*The request*:
Copy every line of the records below where the word "peut" occurs.

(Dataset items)
'''

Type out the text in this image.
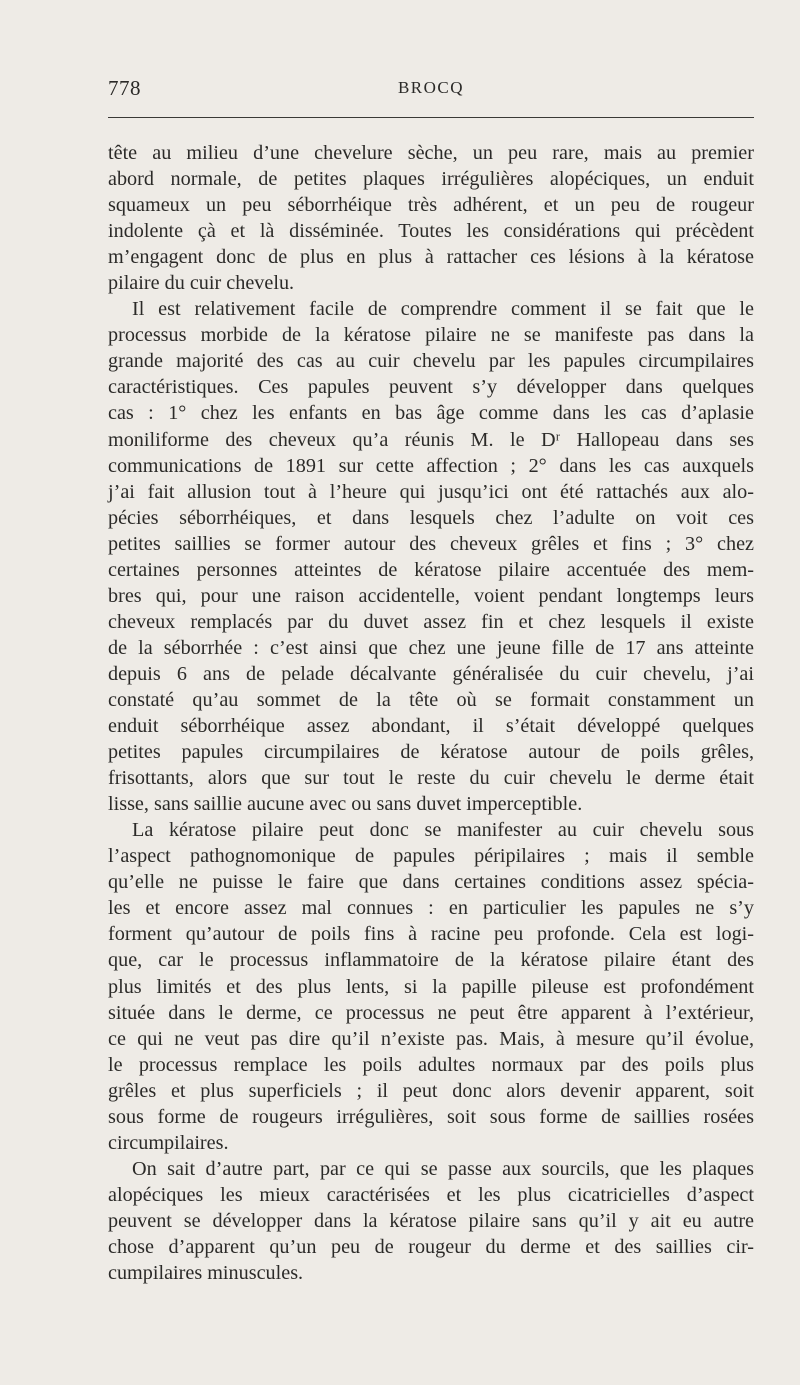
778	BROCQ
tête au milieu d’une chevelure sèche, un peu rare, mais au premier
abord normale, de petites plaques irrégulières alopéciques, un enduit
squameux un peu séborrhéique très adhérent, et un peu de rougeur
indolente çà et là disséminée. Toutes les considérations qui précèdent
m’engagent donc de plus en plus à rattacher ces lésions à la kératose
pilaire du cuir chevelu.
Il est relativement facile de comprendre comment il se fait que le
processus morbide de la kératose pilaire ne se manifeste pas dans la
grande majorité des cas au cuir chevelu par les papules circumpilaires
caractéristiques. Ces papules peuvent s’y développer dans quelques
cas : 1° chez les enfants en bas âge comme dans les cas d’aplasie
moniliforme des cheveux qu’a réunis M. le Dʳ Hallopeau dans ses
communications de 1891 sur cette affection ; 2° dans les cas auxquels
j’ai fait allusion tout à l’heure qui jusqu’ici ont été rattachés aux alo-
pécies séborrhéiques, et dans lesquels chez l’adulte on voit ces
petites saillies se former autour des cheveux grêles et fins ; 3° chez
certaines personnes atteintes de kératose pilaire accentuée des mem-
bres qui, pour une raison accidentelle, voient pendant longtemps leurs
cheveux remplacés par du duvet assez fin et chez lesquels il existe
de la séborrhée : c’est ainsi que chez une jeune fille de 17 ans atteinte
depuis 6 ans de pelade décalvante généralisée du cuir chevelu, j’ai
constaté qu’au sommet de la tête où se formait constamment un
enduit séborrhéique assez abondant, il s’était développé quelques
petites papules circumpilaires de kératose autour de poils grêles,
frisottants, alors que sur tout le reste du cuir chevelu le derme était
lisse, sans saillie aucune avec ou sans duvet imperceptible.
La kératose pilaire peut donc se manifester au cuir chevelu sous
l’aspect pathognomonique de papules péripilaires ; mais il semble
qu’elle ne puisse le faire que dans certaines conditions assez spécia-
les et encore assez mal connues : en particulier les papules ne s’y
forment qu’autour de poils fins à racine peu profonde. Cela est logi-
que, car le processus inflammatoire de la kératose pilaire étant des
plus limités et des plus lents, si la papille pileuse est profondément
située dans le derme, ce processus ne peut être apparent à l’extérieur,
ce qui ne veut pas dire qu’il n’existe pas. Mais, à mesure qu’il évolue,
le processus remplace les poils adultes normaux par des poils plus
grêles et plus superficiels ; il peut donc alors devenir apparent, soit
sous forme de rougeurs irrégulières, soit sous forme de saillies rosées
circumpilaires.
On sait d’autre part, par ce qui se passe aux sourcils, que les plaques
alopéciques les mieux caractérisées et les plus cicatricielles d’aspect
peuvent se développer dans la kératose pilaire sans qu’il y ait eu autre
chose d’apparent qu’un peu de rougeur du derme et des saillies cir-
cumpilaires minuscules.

'''

*Response for this exercise*:
La kératose pilaire peut donc se manifester au cuir chevelu sous
située dans le derme, ce processus ne peut être apparent à l’extérieur,
grêles et plus superficiels ; il peut donc alors devenir apparent, soit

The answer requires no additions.